### CHALLENGE
Retype the full set of records. Keep every character identical.
** BEGIN ROWS **
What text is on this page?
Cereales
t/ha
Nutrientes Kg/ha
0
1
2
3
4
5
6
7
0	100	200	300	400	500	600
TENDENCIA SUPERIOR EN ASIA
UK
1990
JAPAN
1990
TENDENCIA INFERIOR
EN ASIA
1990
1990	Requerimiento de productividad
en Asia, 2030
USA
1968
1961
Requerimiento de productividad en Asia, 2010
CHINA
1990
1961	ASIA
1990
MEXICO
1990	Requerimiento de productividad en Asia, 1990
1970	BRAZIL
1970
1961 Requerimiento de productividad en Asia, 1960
** END ROWS **
### FINISHED ANSWER
What text is on this page?
Cereales
t/ha
Nutrientes Kg/ha
0
1
2
3
4
5
6
7
0	100	200	300	400	500	600
TENDENCIA SUPERIOR EN ASIA
UK
1990
JAPAN
1990
TENDENCIA INFERIOR
EN ASIA
1990
1990	Requerimiento de productividad
en Asia, 2030
USA
1968
1961
Requerimiento de productividad en Asia, 2010
CHINA
1990
1961	ASIA
1990
MEXICO
1990	Requerimiento de productividad en Asia, 1990
1970	BRAZIL
1970
1961 Requerimiento de productividad en Asia, 1960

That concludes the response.